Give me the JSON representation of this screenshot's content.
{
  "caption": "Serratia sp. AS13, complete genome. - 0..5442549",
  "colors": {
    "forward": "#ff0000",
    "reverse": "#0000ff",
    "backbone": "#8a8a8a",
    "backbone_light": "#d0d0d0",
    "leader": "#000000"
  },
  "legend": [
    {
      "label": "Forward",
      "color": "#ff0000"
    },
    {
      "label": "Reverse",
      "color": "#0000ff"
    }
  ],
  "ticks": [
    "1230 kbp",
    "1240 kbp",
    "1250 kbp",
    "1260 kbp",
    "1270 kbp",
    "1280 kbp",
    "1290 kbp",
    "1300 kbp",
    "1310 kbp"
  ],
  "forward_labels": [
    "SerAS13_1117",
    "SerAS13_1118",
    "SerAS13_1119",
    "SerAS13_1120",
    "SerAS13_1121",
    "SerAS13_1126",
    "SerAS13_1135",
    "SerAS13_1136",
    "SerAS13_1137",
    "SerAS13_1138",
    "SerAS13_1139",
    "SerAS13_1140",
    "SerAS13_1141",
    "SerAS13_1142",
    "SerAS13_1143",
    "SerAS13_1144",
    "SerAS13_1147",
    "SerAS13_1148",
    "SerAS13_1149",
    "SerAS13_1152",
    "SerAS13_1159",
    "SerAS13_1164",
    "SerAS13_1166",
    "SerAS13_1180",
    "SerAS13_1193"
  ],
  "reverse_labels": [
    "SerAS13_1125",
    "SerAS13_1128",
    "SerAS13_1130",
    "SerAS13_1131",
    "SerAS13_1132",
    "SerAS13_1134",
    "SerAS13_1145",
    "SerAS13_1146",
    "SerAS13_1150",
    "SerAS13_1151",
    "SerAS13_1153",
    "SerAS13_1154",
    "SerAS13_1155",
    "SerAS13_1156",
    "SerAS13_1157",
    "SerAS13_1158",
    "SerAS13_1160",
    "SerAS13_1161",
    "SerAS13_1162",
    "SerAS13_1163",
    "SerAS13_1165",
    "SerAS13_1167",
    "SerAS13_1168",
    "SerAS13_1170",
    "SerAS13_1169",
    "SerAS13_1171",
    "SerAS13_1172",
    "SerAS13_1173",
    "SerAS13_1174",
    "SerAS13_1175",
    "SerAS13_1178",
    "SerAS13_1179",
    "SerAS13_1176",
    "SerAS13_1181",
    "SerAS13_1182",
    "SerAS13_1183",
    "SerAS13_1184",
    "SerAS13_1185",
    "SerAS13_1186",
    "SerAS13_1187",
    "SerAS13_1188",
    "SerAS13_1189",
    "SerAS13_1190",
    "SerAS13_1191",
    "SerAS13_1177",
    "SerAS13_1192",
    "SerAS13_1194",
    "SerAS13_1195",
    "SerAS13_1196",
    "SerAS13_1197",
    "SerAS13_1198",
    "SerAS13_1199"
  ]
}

### ASSIGNED TASK
Using the same words as the original, repeat the records above.

### RESPONSE AREA
Give me the JSON representation of this screenshot's content.
{
  "caption": "Serratia sp. AS13, complete genome. - 0..5442549",
  "colors": {
    "forward": "#ff0000",
    "reverse": "#0000ff",
    "backbone": "#8a8a8a",
    "backbone_light": "#d0d0d0",
    "leader": "#000000"
  },
  "legend": [
    {
      "label": "Forward",
      "color": "#ff0000"
    },
    {
      "label": "Reverse",
      "color": "#0000ff"
    }
  ],
  "ticks": [
    "1230 kbp",
    "1240 kbp",
    "1250 kbp",
    "1260 kbp",
    "1270 kbp",
    "1280 kbp",
    "1290 kbp",
    "1300 kbp",
    "1310 kbp"
  ],
  "forward_labels": [
    "SerAS13_1117",
    "SerAS13_1118",
    "SerAS13_1119",
    "SerAS13_1120",
    "SerAS13_1121",
    "SerAS13_1126",
    "SerAS13_1135",
    "SerAS13_1136",
    "SerAS13_1137",
    "SerAS13_1138",
    "SerAS13_1139",
    "SerAS13_1140",
    "SerAS13_1141",
    "SerAS13_1142",
    "SerAS13_1143",
    "SerAS13_1144",
    "SerAS13_1147",
    "SerAS13_1148",
    "SerAS13_1149",
    "SerAS13_1152",
    "SerAS13_1159",
    "SerAS13_1164",
    "SerAS13_1166",
    "SerAS13_1180",
    "SerAS13_1193"
  ],
  "reverse_labels": [
    "SerAS13_1125",
    "SerAS13_1128",
    "SerAS13_1130",
    "SerAS13_1131",
    "SerAS13_1132",
    "SerAS13_1134",
    "SerAS13_1145",
    "SerAS13_1146",
    "SerAS13_1150",
    "SerAS13_1151",
    "SerAS13_1153",
    "SerAS13_1154",
    "SerAS13_1155",
    "SerAS13_1156",
    "SerAS13_1157",
    "SerAS13_1158",
    "SerAS13_1160",
    "SerAS13_1161",
    "SerAS13_1162",
    "SerAS13_1163",
    "SerAS13_1165",
    "SerAS13_1167",
    "SerAS13_1168",
    "SerAS13_1170",
    "SerAS13_1169",
    "SerAS13_1171",
    "SerAS13_1172",
    "SerAS13_1173",
    "SerAS13_1174",
    "SerAS13_1175",
    "SerAS13_1178",
    "SerAS13_1179",
    "SerAS13_1176",
    "SerAS13_1181",
    "SerAS13_1182",
    "SerAS13_1183",
    "SerAS13_1184",
    "SerAS13_1185",
    "SerAS13_1186",
    "SerAS13_1187",
    "SerAS13_1188",
    "SerAS13_1189",
    "SerAS13_1190",
    "SerAS13_1191",
    "SerAS13_1177",
    "SerAS13_1192",
    "SerAS13_1194",
    "SerAS13_1195",
    "SerAS13_1196",
    "SerAS13_1197",
    "SerAS13_1198",
    "SerAS13_1199"
  ]
}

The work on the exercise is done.